+++ RECORDS SUPPLIED +++

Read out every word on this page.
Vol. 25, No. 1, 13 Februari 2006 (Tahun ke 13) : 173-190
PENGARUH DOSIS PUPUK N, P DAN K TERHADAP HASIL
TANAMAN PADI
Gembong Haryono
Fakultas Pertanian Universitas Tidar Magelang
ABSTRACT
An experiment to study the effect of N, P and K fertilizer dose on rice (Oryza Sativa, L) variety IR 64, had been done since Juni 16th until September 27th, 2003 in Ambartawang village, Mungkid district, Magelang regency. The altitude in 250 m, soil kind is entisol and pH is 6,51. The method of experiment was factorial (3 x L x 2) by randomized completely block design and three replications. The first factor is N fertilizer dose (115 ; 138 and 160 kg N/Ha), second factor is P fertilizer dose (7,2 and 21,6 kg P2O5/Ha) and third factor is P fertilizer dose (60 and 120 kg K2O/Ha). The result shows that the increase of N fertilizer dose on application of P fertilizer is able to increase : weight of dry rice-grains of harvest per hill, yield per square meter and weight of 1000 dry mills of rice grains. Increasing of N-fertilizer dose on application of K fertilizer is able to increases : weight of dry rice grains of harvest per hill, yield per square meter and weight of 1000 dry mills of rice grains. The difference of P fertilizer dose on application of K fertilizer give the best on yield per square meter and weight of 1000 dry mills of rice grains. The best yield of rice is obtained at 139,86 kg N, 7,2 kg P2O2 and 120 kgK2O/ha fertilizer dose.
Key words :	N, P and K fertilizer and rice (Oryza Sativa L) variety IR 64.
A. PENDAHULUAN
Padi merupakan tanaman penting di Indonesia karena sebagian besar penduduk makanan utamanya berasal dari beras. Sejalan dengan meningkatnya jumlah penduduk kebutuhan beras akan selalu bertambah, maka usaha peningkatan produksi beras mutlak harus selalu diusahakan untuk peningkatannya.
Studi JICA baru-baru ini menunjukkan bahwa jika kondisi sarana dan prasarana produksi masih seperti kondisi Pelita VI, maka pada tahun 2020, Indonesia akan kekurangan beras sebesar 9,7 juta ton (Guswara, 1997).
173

+++

Go through the data and return every record exactly.

Read out every word on this page.
Vol. 25, No. 1, 13 Februari 2006 (Tahun ke 13) : 173-190
PENGARUH DOSIS PUPUK N, P DAN K TERHADAP HASIL
TANAMAN PADI
Gembong Haryono
Fakultas Pertanian Universitas Tidar Magelang
ABSTRACT
An experiment to study the effect of N, P and K fertilizer dose on rice (Oryza Sativa, L) variety IR 64, had been done since Juni 16th until September 27th, 2003 in Ambartawang village, Mungkid district, Magelang regency. The altitude in 250 m, soil kind is entisol and pH is 6,51. The method of experiment was factorial (3 x L x 2) by randomized completely block design and three replications. The first factor is N fertilizer dose (115 ; 138 and 160 kg N/Ha), second factor is P fertilizer dose (7,2 and 21,6 kg P2O5/Ha) and third factor is P fertilizer dose (60 and 120 kg K2O/Ha). The result shows that the increase of N fertilizer dose on application of P fertilizer is able to increase : weight of dry rice-grains of harvest per hill, yield per square meter and weight of 1000 dry mills of rice grains. Increasing of N-fertilizer dose on application of K fertilizer is able to increases : weight of dry rice grains of harvest per hill, yield per square meter and weight of 1000 dry mills of rice grains. The difference of P fertilizer dose on application of K fertilizer give the best on yield per square meter and weight of 1000 dry mills of rice grains. The best yield of rice is obtained at 139,86 kg N, 7,2 kg P2O2 and 120 kgK2O/ha fertilizer dose.
Key words :	N, P and K fertilizer and rice (Oryza Sativa L) variety IR 64.
A. PENDAHULUAN
Padi merupakan tanaman penting di Indonesia karena sebagian besar penduduk makanan utamanya berasal dari beras. Sejalan dengan meningkatnya jumlah penduduk kebutuhan beras akan selalu bertambah, maka usaha peningkatan produksi beras mutlak harus selalu diusahakan untuk peningkatannya.
Studi JICA baru-baru ini menunjukkan bahwa jika kondisi sarana dan prasarana produksi masih seperti kondisi Pelita VI, maka pada tahun 2020, Indonesia akan kekurangan beras sebesar 9,7 juta ton (Guswara, 1997).
173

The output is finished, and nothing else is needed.